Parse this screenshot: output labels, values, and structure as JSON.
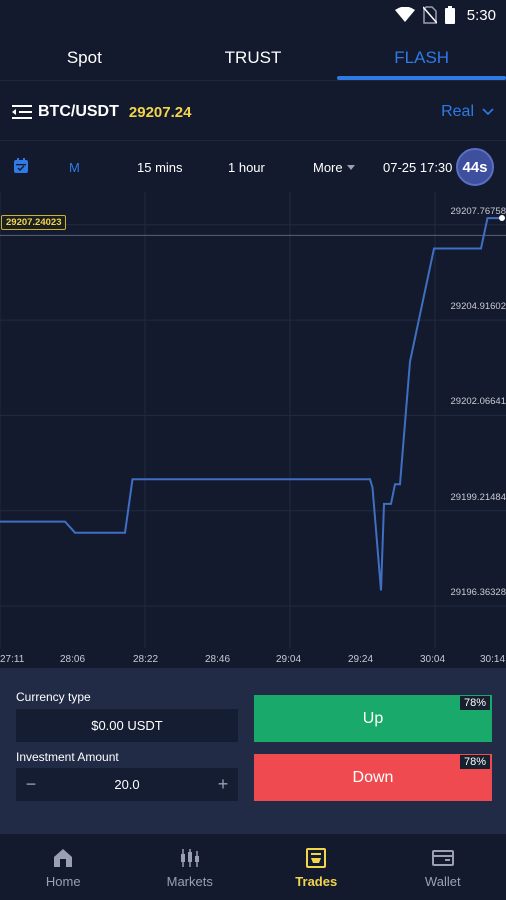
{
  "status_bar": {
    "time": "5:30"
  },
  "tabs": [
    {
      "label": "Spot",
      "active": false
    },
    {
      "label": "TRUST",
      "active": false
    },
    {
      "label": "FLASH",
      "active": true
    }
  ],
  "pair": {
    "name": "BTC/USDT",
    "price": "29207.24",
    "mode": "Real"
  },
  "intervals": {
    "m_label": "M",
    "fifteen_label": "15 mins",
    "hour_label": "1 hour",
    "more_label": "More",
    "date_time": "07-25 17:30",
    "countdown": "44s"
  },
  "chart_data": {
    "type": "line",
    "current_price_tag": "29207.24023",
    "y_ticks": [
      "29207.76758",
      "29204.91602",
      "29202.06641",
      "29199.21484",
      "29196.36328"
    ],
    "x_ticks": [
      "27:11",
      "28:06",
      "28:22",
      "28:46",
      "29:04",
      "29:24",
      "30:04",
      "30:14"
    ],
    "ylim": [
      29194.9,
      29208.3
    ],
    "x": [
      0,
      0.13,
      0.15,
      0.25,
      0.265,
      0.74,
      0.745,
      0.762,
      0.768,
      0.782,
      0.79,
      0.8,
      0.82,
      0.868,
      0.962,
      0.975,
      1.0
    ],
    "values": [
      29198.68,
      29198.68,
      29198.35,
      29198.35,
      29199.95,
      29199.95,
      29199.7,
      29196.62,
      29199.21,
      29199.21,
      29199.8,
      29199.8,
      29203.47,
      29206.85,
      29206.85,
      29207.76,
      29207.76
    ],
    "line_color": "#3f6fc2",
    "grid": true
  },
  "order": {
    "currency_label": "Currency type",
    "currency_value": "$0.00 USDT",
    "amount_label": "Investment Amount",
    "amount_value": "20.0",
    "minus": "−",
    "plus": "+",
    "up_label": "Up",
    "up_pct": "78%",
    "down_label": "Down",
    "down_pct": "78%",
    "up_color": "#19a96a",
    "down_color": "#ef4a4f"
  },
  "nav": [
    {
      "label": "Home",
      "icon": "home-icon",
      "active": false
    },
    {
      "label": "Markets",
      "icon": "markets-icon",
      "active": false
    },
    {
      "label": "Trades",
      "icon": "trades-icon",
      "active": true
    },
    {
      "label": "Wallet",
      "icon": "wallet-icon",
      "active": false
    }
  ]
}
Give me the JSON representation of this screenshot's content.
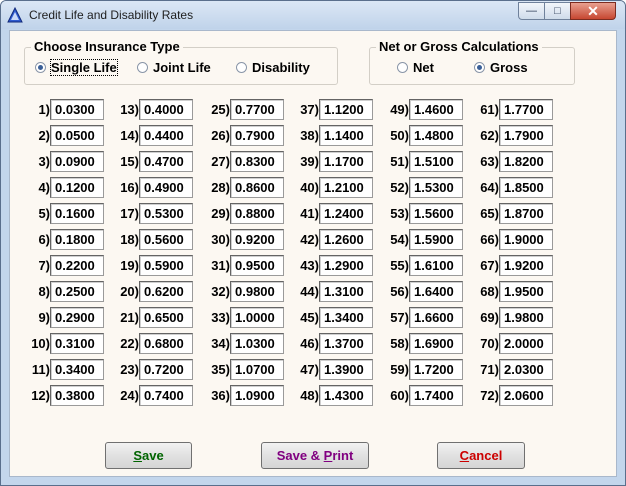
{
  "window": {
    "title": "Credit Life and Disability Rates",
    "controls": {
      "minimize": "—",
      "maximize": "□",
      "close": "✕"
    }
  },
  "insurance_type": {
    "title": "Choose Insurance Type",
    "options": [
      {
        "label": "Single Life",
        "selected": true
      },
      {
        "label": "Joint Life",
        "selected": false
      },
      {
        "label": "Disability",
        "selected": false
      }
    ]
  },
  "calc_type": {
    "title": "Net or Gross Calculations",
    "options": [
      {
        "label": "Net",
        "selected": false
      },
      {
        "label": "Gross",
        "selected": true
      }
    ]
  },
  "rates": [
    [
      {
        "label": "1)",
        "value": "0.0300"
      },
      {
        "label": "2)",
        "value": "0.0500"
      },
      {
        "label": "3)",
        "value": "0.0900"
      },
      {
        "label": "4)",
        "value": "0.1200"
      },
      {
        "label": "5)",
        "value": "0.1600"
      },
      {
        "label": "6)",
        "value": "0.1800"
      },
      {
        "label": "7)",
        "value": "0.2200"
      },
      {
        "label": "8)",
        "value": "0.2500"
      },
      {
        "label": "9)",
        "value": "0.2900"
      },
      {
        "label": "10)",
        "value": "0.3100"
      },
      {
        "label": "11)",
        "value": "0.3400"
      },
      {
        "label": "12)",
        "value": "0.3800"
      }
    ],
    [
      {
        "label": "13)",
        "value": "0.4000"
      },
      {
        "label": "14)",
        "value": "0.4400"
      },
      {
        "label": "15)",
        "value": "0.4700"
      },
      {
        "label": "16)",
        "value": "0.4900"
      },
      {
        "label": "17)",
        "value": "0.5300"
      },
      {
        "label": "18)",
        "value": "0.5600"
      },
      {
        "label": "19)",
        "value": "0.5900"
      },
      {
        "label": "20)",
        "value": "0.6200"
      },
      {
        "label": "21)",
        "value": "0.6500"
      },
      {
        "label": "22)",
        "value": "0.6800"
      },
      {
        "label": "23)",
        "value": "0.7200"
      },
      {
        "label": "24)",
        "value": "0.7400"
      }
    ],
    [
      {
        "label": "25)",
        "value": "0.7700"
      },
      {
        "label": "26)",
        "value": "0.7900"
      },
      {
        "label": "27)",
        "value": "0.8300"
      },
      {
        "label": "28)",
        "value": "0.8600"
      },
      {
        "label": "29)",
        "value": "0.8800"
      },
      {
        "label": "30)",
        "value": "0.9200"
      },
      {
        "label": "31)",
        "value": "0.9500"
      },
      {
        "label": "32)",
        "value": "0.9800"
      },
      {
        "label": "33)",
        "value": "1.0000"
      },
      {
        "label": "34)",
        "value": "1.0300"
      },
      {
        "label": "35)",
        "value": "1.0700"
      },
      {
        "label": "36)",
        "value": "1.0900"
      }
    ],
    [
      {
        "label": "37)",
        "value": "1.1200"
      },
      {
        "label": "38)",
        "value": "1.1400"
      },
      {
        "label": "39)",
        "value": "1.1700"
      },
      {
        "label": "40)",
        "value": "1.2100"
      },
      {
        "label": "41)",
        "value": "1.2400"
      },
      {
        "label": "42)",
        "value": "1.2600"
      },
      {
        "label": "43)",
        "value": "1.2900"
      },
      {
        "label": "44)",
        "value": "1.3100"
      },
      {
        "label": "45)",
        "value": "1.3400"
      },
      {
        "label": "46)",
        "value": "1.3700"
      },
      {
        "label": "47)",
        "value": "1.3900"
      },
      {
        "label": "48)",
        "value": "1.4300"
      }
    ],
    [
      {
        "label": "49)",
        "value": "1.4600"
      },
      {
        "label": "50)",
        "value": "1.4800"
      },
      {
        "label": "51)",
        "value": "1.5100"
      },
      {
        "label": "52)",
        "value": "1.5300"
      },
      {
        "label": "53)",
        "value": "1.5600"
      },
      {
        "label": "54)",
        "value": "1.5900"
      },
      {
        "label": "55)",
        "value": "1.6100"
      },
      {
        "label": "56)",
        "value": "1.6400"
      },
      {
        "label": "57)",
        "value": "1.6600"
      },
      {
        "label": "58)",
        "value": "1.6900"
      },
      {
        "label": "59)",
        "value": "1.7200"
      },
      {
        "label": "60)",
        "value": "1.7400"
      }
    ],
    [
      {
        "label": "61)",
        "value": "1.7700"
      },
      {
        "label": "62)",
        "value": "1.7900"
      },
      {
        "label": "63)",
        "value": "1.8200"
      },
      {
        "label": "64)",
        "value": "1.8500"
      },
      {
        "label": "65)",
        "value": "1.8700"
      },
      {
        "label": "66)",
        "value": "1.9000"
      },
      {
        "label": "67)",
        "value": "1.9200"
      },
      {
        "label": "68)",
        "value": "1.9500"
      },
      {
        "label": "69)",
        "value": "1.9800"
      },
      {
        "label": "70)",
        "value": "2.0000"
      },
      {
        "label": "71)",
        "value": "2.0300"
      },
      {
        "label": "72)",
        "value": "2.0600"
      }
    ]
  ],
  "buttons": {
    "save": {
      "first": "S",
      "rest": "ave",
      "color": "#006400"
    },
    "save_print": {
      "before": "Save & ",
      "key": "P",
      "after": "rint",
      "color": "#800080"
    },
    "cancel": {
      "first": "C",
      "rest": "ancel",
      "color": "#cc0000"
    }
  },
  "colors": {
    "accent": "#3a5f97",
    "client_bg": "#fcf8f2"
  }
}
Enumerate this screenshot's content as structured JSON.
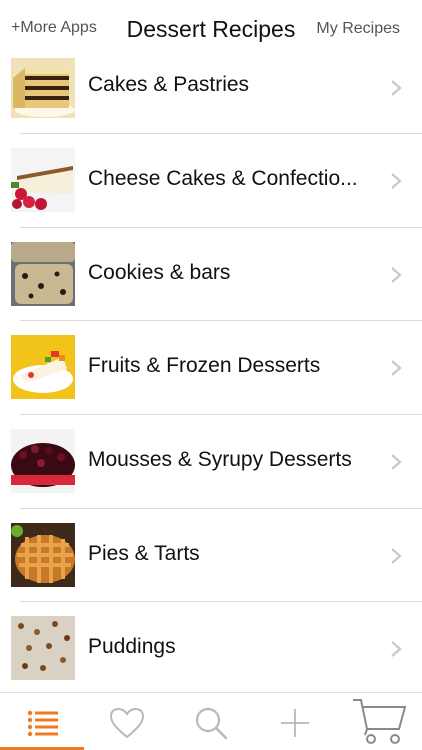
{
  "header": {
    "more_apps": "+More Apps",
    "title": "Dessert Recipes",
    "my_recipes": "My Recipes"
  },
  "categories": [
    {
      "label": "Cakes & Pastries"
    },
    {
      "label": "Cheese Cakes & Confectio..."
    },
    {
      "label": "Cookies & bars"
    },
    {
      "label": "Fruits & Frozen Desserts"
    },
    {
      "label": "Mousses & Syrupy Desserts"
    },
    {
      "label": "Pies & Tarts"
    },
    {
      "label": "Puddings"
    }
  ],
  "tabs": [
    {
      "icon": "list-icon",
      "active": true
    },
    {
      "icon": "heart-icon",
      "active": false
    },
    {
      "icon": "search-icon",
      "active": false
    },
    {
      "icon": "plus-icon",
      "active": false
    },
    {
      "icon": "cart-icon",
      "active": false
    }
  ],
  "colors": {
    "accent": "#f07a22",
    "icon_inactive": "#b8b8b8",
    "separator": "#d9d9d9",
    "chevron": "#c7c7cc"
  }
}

_Set task_
Looking at the records above, extract only the lines from the one with "Enumerate this screenshot's" through the last line, exactly, with the pictures left out.

_Expected output_
Enumerate this screenshot's content as structured JSON.
{
  "header": {
    "more_apps": "+More Apps",
    "title": "Dessert Recipes",
    "my_recipes": "My Recipes"
  },
  "categories": [
    {
      "label": "Cakes & Pastries"
    },
    {
      "label": "Cheese Cakes & Confectio..."
    },
    {
      "label": "Cookies & bars"
    },
    {
      "label": "Fruits & Frozen Desserts"
    },
    {
      "label": "Mousses & Syrupy Desserts"
    },
    {
      "label": "Pies & Tarts"
    },
    {
      "label": "Puddings"
    }
  ],
  "tabs": [
    {
      "icon": "list-icon",
      "active": true
    },
    {
      "icon": "heart-icon",
      "active": false
    },
    {
      "icon": "search-icon",
      "active": false
    },
    {
      "icon": "plus-icon",
      "active": false
    },
    {
      "icon": "cart-icon",
      "active": false
    }
  ],
  "colors": {
    "accent": "#f07a22",
    "icon_inactive": "#b8b8b8",
    "separator": "#d9d9d9",
    "chevron": "#c7c7cc"
  }
}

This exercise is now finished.